§ **Work to complete**
Exact output of all the records is required.

§ **Items from a figure collection**
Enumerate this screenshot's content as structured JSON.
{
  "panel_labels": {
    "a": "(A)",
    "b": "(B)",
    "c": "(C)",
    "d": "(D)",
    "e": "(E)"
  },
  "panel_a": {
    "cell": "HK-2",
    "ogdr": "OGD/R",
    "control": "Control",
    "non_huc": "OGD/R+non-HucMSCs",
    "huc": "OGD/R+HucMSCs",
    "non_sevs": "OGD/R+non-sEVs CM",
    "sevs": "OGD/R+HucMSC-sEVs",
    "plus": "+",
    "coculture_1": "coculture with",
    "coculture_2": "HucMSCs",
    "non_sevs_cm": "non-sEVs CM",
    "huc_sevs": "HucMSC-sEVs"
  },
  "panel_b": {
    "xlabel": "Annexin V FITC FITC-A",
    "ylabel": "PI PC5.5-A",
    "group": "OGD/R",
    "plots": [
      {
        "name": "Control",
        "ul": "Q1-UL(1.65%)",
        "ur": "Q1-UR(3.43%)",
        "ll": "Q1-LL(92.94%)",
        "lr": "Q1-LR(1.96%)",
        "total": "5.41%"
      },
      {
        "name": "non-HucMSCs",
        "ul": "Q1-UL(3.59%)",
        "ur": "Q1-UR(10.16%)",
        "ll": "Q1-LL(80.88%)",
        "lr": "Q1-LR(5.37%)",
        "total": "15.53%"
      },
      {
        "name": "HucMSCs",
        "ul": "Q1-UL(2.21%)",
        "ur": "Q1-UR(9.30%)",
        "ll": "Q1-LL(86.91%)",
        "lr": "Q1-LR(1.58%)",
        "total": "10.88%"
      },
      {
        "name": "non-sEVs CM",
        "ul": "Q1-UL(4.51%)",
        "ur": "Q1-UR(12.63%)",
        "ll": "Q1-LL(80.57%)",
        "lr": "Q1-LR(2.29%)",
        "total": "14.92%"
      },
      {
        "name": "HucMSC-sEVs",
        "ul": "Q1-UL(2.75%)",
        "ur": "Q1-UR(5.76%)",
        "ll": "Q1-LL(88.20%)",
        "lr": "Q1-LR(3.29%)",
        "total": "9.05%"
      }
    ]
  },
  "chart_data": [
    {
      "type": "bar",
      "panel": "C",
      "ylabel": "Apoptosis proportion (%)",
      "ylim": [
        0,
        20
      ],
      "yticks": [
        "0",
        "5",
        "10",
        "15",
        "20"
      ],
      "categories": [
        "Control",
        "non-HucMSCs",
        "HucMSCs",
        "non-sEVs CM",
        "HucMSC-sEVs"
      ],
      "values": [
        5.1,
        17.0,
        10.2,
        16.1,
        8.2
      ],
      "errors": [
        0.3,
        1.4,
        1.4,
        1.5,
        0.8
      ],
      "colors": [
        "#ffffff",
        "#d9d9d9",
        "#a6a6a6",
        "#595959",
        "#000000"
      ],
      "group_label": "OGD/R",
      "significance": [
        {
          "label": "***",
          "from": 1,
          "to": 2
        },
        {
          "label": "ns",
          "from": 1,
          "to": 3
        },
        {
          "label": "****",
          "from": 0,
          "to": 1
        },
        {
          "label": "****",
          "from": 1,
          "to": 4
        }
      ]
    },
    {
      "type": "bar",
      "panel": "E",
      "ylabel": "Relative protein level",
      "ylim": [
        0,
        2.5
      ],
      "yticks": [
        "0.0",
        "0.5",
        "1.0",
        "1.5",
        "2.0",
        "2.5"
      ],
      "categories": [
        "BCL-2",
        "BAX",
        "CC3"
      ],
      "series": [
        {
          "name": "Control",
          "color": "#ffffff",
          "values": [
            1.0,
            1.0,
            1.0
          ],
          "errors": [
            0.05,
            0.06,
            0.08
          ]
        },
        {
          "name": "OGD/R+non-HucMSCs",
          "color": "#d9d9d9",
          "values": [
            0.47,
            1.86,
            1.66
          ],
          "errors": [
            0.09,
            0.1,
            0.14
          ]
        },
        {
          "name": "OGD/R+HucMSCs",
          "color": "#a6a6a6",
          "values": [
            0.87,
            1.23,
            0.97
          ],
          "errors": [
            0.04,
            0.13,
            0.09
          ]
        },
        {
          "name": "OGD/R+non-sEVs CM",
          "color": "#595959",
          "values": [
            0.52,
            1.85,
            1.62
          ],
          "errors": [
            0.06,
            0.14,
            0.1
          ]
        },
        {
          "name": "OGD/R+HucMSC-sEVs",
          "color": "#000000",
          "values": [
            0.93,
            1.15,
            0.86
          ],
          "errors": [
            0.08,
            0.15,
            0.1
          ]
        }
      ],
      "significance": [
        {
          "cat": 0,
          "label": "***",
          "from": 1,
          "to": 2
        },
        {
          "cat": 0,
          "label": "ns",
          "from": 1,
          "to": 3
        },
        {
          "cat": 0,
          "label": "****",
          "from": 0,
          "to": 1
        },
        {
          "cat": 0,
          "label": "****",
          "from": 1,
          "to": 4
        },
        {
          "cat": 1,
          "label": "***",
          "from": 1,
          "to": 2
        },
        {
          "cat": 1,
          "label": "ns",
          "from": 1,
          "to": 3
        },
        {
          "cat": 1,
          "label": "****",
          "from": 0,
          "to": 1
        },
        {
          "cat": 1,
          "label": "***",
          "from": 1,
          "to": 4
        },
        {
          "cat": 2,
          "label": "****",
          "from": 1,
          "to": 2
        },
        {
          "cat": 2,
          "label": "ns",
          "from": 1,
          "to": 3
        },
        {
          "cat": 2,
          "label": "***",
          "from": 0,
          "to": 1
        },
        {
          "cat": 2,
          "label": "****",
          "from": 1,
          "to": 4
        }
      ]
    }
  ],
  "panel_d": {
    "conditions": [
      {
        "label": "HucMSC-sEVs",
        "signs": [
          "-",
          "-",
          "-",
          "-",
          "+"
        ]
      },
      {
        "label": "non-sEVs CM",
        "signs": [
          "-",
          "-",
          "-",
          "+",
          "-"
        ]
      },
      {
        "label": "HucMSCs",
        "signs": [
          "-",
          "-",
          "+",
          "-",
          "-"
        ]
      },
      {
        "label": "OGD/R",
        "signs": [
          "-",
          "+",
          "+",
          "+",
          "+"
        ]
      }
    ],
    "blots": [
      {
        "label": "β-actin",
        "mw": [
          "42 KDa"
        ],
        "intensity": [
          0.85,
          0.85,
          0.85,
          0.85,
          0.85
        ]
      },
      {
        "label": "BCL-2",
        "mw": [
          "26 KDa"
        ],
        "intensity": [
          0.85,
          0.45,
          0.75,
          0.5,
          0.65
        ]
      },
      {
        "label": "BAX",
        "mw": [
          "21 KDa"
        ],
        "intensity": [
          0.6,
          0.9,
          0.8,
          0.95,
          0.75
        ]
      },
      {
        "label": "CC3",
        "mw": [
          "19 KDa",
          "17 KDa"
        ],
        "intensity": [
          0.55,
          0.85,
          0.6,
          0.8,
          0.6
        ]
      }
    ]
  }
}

§ **Output of the task**
Enumerate this screenshot's content as structured JSON.
{
  "panel_labels": {
    "a": "(A)",
    "b": "(B)",
    "c": "(C)",
    "d": "(D)",
    "e": "(E)"
  },
  "panel_a": {
    "cell": "HK-2",
    "ogdr": "OGD/R",
    "control": "Control",
    "non_huc": "OGD/R+non-HucMSCs",
    "huc": "OGD/R+HucMSCs",
    "non_sevs": "OGD/R+non-sEVs CM",
    "sevs": "OGD/R+HucMSC-sEVs",
    "plus": "+",
    "coculture_1": "coculture with",
    "coculture_2": "HucMSCs",
    "non_sevs_cm": "non-sEVs CM",
    "huc_sevs": "HucMSC-sEVs"
  },
  "panel_b": {
    "xlabel": "Annexin V FITC FITC-A",
    "ylabel": "PI PC5.5-A",
    "group": "OGD/R",
    "plots": [
      {
        "name": "Control",
        "ul": "Q1-UL(1.65%)",
        "ur": "Q1-UR(3.43%)",
        "ll": "Q1-LL(92.94%)",
        "lr": "Q1-LR(1.96%)",
        "total": "5.41%"
      },
      {
        "name": "non-HucMSCs",
        "ul": "Q1-UL(3.59%)",
        "ur": "Q1-UR(10.16%)",
        "ll": "Q1-LL(80.88%)",
        "lr": "Q1-LR(5.37%)",
        "total": "15.53%"
      },
      {
        "name": "HucMSCs",
        "ul": "Q1-UL(2.21%)",
        "ur": "Q1-UR(9.30%)",
        "ll": "Q1-LL(86.91%)",
        "lr": "Q1-LR(1.58%)",
        "total": "10.88%"
      },
      {
        "name": "non-sEVs CM",
        "ul": "Q1-UL(4.51%)",
        "ur": "Q1-UR(12.63%)",
        "ll": "Q1-LL(80.57%)",
        "lr": "Q1-LR(2.29%)",
        "total": "14.92%"
      },
      {
        "name": "HucMSC-sEVs",
        "ul": "Q1-UL(2.75%)",
        "ur": "Q1-UR(5.76%)",
        "ll": "Q1-LL(88.20%)",
        "lr": "Q1-LR(3.29%)",
        "total": "9.05%"
      }
    ]
  },
  "chart_data": [
    {
      "type": "bar",
      "panel": "C",
      "ylabel": "Apoptosis proportion (%)",
      "ylim": [
        0,
        20
      ],
      "yticks": [
        "0",
        "5",
        "10",
        "15",
        "20"
      ],
      "categories": [
        "Control",
        "non-HucMSCs",
        "HucMSCs",
        "non-sEVs CM",
        "HucMSC-sEVs"
      ],
      "values": [
        5.1,
        17.0,
        10.2,
        16.1,
        8.2
      ],
      "errors": [
        0.3,
        1.4,
        1.4,
        1.5,
        0.8
      ],
      "colors": [
        "#ffffff",
        "#d9d9d9",
        "#a6a6a6",
        "#595959",
        "#000000"
      ],
      "group_label": "OGD/R",
      "significance": [
        {
          "label": "***",
          "from": 1,
          "to": 2
        },
        {
          "label": "ns",
          "from": 1,
          "to": 3
        },
        {
          "label": "****",
          "from": 0,
          "to": 1
        },
        {
          "label": "****",
          "from": 1,
          "to": 4
        }
      ]
    },
    {
      "type": "bar",
      "panel": "E",
      "ylabel": "Relative protein level",
      "ylim": [
        0,
        2.5
      ],
      "yticks": [
        "0.0",
        "0.5",
        "1.0",
        "1.5",
        "2.0",
        "2.5"
      ],
      "categories": [
        "BCL-2",
        "BAX",
        "CC3"
      ],
      "series": [
        {
          "name": "Control",
          "color": "#ffffff",
          "values": [
            1.0,
            1.0,
            1.0
          ],
          "errors": [
            0.05,
            0.06,
            0.08
          ]
        },
        {
          "name": "OGD/R+non-HucMSCs",
          "color": "#d9d9d9",
          "values": [
            0.47,
            1.86,
            1.66
          ],
          "errors": [
            0.09,
            0.1,
            0.14
          ]
        },
        {
          "name": "OGD/R+HucMSCs",
          "color": "#a6a6a6",
          "values": [
            0.87,
            1.23,
            0.97
          ],
          "errors": [
            0.04,
            0.13,
            0.09
          ]
        },
        {
          "name": "OGD/R+non-sEVs CM",
          "color": "#595959",
          "values": [
            0.52,
            1.85,
            1.62
          ],
          "errors": [
            0.06,
            0.14,
            0.1
          ]
        },
        {
          "name": "OGD/R+HucMSC-sEVs",
          "color": "#000000",
          "values": [
            0.93,
            1.15,
            0.86
          ],
          "errors": [
            0.08,
            0.15,
            0.1
          ]
        }
      ],
      "significance": [
        {
          "cat": 0,
          "label": "***",
          "from": 1,
          "to": 2
        },
        {
          "cat": 0,
          "label": "ns",
          "from": 1,
          "to": 3
        },
        {
          "cat": 0,
          "label": "****",
          "from": 0,
          "to": 1
        },
        {
          "cat": 0,
          "label": "****",
          "from": 1,
          "to": 4
        },
        {
          "cat": 1,
          "label": "***",
          "from": 1,
          "to": 2
        },
        {
          "cat": 1,
          "label": "ns",
          "from": 1,
          "to": 3
        },
        {
          "cat": 1,
          "label": "****",
          "from": 0,
          "to": 1
        },
        {
          "cat": 1,
          "label": "***",
          "from": 1,
          "to": 4
        },
        {
          "cat": 2,
          "label": "****",
          "from": 1,
          "to": 2
        },
        {
          "cat": 2,
          "label": "ns",
          "from": 1,
          "to": 3
        },
        {
          "cat": 2,
          "label": "***",
          "from": 0,
          "to": 1
        },
        {
          "cat": 2,
          "label": "****",
          "from": 1,
          "to": 4
        }
      ]
    }
  ],
  "panel_d": {
    "conditions": [
      {
        "label": "HucMSC-sEVs",
        "signs": [
          "-",
          "-",
          "-",
          "-",
          "+"
        ]
      },
      {
        "label": "non-sEVs CM",
        "signs": [
          "-",
          "-",
          "-",
          "+",
          "-"
        ]
      },
      {
        "label": "HucMSCs",
        "signs": [
          "-",
          "-",
          "+",
          "-",
          "-"
        ]
      },
      {
        "label": "OGD/R",
        "signs": [
          "-",
          "+",
          "+",
          "+",
          "+"
        ]
      }
    ],
    "blots": [
      {
        "label": "β-actin",
        "mw": [
          "42 KDa"
        ],
        "intensity": [
          0.85,
          0.85,
          0.85,
          0.85,
          0.85
        ]
      },
      {
        "label": "BCL-2",
        "mw": [
          "26 KDa"
        ],
        "intensity": [
          0.85,
          0.45,
          0.75,
          0.5,
          0.65
        ]
      },
      {
        "label": "BAX",
        "mw": [
          "21 KDa"
        ],
        "intensity": [
          0.6,
          0.9,
          0.8,
          0.95,
          0.75
        ]
      },
      {
        "label": "CC3",
        "mw": [
          "19 KDa",
          "17 KDa"
        ],
        "intensity": [
          0.55,
          0.85,
          0.6,
          0.8,
          0.6
        ]
      }
    ]
  }
}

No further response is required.